begin RECORD LIST

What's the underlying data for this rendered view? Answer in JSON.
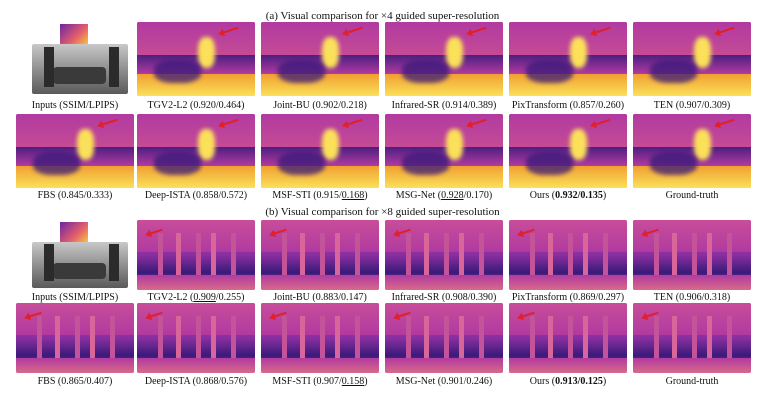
{
  "figure": {
    "title_a": "(a) Visual comparison for ×4 guided super-resolution",
    "title_b": "(b) Visual comparison for ×8 guided super-resolution",
    "colors": {
      "dark": "#3a1a7a",
      "mid": "#b13aa0",
      "hot": "#f0a030",
      "bright": "#fbe05a"
    }
  },
  "row_a1": [
    {
      "label": "Inputs (SSIM/LPIPS)",
      "score": "",
      "ul": "",
      "post": "",
      "bold": ""
    },
    {
      "label": "TGV2-L2 (0.920/0.464)",
      "score": "",
      "ul": "",
      "post": "",
      "bold": ""
    },
    {
      "label": "Joint-BU (0.902/0.218)",
      "score": "",
      "ul": "",
      "post": "",
      "bold": ""
    },
    {
      "label": "Infrared-SR (0.914/0.389)",
      "score": "",
      "ul": "",
      "post": "",
      "bold": ""
    },
    {
      "label": "PixTransform (0.857/0.260)",
      "score": "",
      "ul": "",
      "post": "",
      "bold": ""
    },
    {
      "label": "TEN (0.907/0.309)",
      "score": "",
      "ul": "",
      "post": "",
      "bold": ""
    }
  ],
  "row_a2": [
    {
      "pre": "FBS (0.845/0.333)",
      "ul": "",
      "post": "",
      "bold": ""
    },
    {
      "pre": "Deep-ISTA (0.858/0.572)",
      "ul": "",
      "post": "",
      "bold": ""
    },
    {
      "pre": "MSF-STI (0.915/",
      "ul": "0.168",
      "post": ")",
      "bold": ""
    },
    {
      "pre": "MSG-Net (",
      "ul": "0.928",
      "post": "/0.170)",
      "bold": ""
    },
    {
      "pre": "Ours (",
      "ul": "",
      "post": ")",
      "bold": "0.932/0.135"
    },
    {
      "pre": "Ground-truth",
      "ul": "",
      "post": "",
      "bold": ""
    }
  ],
  "row_b1": [
    {
      "pre": "Inputs (SSIM/LPIPS)",
      "ul": "",
      "post": "",
      "bold": ""
    },
    {
      "pre": "TGV2-L2 (",
      "ul": "0.909",
      "post": "/0.255)",
      "bold": ""
    },
    {
      "pre": "Joint-BU (0.883/0.147)",
      "ul": "",
      "post": "",
      "bold": ""
    },
    {
      "pre": "Infrared-SR (0.908/0.390)",
      "ul": "",
      "post": "",
      "bold": ""
    },
    {
      "pre": "PixTransform (0.869/0.297)",
      "ul": "",
      "post": "",
      "bold": ""
    },
    {
      "pre": "TEN (0.906/0.318)",
      "ul": "",
      "post": "",
      "bold": ""
    }
  ],
  "row_b2": [
    {
      "pre": "FBS (0.865/0.407)",
      "ul": "",
      "post": "",
      "bold": ""
    },
    {
      "pre": "Deep-ISTA (0.868/0.576)",
      "ul": "",
      "post": "",
      "bold": ""
    },
    {
      "pre": "MSF-STI (0.907/",
      "ul": "0.158",
      "post": ")",
      "bold": ""
    },
    {
      "pre": "MSG-Net (0.901/0.246)",
      "ul": "",
      "post": "",
      "bold": ""
    },
    {
      "pre": "Ours (",
      "ul": "",
      "post": ")",
      "bold": "0.913/0.125"
    },
    {
      "pre": "Ground-truth",
      "ul": "",
      "post": "",
      "bold": ""
    }
  ]
}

end RECORD LIST

TO BE DONE => Repeat the preceding records precisely, and leave every picture out of the copy.

WRITTEN SOLUTION =>
What's the underlying data for this rendered view? Answer in JSON.
{
  "figure": {
    "title_a": "(a) Visual comparison for ×4 guided super-resolution",
    "title_b": "(b) Visual comparison for ×8 guided super-resolution",
    "colors": {
      "dark": "#3a1a7a",
      "mid": "#b13aa0",
      "hot": "#f0a030",
      "bright": "#fbe05a"
    }
  },
  "row_a1": [
    {
      "label": "Inputs (SSIM/LPIPS)",
      "score": "",
      "ul": "",
      "post": "",
      "bold": ""
    },
    {
      "label": "TGV2-L2 (0.920/0.464)",
      "score": "",
      "ul": "",
      "post": "",
      "bold": ""
    },
    {
      "label": "Joint-BU (0.902/0.218)",
      "score": "",
      "ul": "",
      "post": "",
      "bold": ""
    },
    {
      "label": "Infrared-SR (0.914/0.389)",
      "score": "",
      "ul": "",
      "post": "",
      "bold": ""
    },
    {
      "label": "PixTransform (0.857/0.260)",
      "score": "",
      "ul": "",
      "post": "",
      "bold": ""
    },
    {
      "label": "TEN (0.907/0.309)",
      "score": "",
      "ul": "",
      "post": "",
      "bold": ""
    }
  ],
  "row_a2": [
    {
      "pre": "FBS (0.845/0.333)",
      "ul": "",
      "post": "",
      "bold": ""
    },
    {
      "pre": "Deep-ISTA (0.858/0.572)",
      "ul": "",
      "post": "",
      "bold": ""
    },
    {
      "pre": "MSF-STI (0.915/",
      "ul": "0.168",
      "post": ")",
      "bold": ""
    },
    {
      "pre": "MSG-Net (",
      "ul": "0.928",
      "post": "/0.170)",
      "bold": ""
    },
    {
      "pre": "Ours (",
      "ul": "",
      "post": ")",
      "bold": "0.932/0.135"
    },
    {
      "pre": "Ground-truth",
      "ul": "",
      "post": "",
      "bold": ""
    }
  ],
  "row_b1": [
    {
      "pre": "Inputs (SSIM/LPIPS)",
      "ul": "",
      "post": "",
      "bold": ""
    },
    {
      "pre": "TGV2-L2 (",
      "ul": "0.909",
      "post": "/0.255)",
      "bold": ""
    },
    {
      "pre": "Joint-BU (0.883/0.147)",
      "ul": "",
      "post": "",
      "bold": ""
    },
    {
      "pre": "Infrared-SR (0.908/0.390)",
      "ul": "",
      "post": "",
      "bold": ""
    },
    {
      "pre": "PixTransform (0.869/0.297)",
      "ul": "",
      "post": "",
      "bold": ""
    },
    {
      "pre": "TEN (0.906/0.318)",
      "ul": "",
      "post": "",
      "bold": ""
    }
  ],
  "row_b2": [
    {
      "pre": "FBS (0.865/0.407)",
      "ul": "",
      "post": "",
      "bold": ""
    },
    {
      "pre": "Deep-ISTA (0.868/0.576)",
      "ul": "",
      "post": "",
      "bold": ""
    },
    {
      "pre": "MSF-STI (0.907/",
      "ul": "0.158",
      "post": ")",
      "bold": ""
    },
    {
      "pre": "MSG-Net (0.901/0.246)",
      "ul": "",
      "post": "",
      "bold": ""
    },
    {
      "pre": "Ours (",
      "ul": "",
      "post": ")",
      "bold": "0.913/0.125"
    },
    {
      "pre": "Ground-truth",
      "ul": "",
      "post": "",
      "bold": ""
    }
  ]
}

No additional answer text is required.